**What to produce**
Every line containing the word "flag" needs to be found and copied.
--- START OF Provided records ---
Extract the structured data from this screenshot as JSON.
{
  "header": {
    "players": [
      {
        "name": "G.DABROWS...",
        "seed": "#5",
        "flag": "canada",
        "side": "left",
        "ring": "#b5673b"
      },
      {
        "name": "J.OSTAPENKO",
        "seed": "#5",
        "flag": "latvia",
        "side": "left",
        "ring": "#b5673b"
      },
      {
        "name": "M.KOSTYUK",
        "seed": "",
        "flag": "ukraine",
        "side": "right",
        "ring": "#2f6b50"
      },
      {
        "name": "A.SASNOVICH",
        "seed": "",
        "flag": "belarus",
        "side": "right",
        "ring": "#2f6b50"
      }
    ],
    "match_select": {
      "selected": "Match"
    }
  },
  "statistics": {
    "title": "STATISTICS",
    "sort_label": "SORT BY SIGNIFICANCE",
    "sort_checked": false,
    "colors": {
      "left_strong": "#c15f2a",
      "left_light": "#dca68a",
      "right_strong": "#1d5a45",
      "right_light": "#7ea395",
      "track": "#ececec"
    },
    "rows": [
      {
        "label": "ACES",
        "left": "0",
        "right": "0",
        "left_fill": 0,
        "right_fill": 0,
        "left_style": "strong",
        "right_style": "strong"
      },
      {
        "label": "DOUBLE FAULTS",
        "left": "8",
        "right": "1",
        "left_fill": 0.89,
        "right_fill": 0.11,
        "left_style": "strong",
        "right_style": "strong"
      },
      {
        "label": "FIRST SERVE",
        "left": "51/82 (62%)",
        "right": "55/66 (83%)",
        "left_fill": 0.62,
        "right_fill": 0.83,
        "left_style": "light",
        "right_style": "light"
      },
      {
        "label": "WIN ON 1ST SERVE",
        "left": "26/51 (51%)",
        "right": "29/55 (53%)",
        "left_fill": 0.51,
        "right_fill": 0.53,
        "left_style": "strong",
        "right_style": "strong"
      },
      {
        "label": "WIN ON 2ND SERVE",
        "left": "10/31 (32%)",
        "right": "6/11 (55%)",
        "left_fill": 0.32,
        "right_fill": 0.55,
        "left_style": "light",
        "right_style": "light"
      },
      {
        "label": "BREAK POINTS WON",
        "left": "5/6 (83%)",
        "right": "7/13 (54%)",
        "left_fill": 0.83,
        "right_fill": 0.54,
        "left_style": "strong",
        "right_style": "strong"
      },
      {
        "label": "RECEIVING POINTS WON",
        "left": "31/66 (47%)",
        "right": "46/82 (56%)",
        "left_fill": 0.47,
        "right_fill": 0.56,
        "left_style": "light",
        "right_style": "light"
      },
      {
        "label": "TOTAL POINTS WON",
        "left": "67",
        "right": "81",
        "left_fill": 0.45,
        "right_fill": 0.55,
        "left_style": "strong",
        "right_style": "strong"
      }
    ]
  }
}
--- END OF Provided records ---
**Correct response**
        "flag": "canada",
        "flag": "latvia",
        "flag": "ukraine",
        "flag": "belarus",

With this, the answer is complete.